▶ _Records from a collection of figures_
=-=-=
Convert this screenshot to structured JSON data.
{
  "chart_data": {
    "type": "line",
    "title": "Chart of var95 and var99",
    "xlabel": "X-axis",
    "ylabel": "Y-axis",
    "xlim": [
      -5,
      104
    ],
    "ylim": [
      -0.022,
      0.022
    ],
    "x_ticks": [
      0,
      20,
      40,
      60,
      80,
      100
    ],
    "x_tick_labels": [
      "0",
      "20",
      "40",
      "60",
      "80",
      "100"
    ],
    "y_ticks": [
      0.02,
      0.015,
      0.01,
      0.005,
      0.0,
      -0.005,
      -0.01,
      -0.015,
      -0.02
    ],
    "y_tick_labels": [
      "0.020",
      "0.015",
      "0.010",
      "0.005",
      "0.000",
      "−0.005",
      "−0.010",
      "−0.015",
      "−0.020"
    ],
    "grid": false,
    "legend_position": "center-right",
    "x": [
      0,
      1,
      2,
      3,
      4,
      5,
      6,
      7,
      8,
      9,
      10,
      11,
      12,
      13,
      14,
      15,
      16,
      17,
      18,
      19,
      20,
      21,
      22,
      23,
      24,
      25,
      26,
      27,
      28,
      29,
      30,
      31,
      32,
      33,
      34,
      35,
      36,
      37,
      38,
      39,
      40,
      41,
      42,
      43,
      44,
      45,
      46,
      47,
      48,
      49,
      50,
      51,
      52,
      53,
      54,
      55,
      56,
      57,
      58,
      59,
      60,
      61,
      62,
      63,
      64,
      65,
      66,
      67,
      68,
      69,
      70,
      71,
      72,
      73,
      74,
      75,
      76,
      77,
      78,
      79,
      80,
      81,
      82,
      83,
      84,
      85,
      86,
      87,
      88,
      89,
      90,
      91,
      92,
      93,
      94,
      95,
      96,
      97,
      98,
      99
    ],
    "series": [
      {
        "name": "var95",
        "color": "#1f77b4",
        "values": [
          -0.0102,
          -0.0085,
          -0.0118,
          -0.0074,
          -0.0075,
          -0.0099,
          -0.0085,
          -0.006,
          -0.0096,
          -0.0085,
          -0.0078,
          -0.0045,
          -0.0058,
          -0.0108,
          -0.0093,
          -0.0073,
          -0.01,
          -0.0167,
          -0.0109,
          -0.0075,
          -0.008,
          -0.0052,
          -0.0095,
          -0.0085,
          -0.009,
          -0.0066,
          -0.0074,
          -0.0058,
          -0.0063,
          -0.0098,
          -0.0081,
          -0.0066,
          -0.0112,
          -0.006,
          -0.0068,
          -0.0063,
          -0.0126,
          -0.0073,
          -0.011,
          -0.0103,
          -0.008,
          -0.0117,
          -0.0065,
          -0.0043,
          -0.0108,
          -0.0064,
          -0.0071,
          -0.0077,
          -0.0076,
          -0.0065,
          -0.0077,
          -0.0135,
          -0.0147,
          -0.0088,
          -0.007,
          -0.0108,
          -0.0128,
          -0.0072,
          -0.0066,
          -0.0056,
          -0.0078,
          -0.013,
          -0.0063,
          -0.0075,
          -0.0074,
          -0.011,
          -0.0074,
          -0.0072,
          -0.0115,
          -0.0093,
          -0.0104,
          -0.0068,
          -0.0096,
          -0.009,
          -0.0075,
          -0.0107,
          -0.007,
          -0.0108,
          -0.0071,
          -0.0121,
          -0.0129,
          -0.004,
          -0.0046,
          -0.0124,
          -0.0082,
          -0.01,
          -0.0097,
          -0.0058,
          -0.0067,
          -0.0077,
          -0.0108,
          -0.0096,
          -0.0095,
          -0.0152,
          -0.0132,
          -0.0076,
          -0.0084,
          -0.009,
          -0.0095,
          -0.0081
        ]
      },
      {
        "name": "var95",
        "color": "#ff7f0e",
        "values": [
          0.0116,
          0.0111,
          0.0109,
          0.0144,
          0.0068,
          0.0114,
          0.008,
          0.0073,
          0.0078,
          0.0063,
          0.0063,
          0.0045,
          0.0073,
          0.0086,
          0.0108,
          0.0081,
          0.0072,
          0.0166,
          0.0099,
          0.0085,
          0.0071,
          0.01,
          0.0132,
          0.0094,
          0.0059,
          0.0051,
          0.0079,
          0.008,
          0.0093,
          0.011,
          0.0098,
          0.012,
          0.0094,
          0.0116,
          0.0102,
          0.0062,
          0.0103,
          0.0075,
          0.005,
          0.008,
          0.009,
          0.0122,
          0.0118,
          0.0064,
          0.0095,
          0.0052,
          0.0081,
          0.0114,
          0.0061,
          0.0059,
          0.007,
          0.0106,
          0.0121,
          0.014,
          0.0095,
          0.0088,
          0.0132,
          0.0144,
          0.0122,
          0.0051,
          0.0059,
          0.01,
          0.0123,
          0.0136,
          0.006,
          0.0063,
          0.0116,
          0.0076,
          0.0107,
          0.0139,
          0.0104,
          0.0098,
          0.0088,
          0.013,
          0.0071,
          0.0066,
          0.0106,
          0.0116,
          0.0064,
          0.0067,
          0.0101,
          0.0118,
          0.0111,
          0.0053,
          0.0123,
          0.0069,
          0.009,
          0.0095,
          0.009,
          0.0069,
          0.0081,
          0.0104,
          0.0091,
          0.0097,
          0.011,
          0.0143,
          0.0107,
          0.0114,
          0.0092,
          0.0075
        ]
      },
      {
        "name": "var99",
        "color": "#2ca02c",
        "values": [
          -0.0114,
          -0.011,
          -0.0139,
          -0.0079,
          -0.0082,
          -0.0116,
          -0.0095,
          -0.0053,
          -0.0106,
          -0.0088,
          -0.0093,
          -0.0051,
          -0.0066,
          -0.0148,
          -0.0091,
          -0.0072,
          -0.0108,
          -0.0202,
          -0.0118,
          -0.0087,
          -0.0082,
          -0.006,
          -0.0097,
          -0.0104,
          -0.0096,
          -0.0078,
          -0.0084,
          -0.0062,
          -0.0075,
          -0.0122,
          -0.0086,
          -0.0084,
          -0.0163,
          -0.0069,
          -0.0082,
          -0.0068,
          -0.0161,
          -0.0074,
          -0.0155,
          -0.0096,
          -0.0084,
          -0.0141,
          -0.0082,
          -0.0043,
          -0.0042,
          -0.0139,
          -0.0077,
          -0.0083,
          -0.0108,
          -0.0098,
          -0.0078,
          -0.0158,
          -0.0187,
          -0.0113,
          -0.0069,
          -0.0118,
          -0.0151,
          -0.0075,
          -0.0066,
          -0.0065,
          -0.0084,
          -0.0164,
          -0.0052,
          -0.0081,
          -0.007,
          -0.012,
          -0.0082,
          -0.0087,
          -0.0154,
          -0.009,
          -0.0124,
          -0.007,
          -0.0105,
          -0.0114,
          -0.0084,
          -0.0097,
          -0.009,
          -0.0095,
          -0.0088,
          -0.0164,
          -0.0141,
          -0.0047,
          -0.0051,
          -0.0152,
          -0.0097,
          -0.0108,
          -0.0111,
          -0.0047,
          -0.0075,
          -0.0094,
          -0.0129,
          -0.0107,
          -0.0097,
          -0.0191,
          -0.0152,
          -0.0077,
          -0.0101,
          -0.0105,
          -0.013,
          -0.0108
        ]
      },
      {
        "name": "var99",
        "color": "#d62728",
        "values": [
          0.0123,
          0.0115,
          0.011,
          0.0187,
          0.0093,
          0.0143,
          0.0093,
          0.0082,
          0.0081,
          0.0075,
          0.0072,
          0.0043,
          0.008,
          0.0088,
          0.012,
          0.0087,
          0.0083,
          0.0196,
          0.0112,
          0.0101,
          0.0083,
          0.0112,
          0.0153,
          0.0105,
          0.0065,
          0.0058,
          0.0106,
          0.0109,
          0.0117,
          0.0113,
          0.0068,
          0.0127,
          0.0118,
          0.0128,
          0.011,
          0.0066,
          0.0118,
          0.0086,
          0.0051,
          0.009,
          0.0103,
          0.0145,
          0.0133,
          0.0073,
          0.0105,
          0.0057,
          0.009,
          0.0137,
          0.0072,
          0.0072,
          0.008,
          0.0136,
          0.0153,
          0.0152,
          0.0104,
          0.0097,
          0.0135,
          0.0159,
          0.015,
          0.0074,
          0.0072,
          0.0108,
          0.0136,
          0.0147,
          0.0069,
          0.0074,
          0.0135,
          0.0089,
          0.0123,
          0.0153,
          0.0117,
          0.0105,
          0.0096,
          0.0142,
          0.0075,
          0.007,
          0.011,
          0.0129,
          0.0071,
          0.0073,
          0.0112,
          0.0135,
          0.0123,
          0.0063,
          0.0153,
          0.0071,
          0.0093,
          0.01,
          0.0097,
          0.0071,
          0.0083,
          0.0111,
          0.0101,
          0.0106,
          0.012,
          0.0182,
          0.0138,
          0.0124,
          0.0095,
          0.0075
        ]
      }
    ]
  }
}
=-=-=
▶ _AIM_
Find every line in the records that contains the word "color"; copy those lines.

▶ _ANSWER BELOW_
        "color": "#1f77b4",
        "color": "#ff7f0e",
        "color": "#2ca02c",
        "color": "#d62728",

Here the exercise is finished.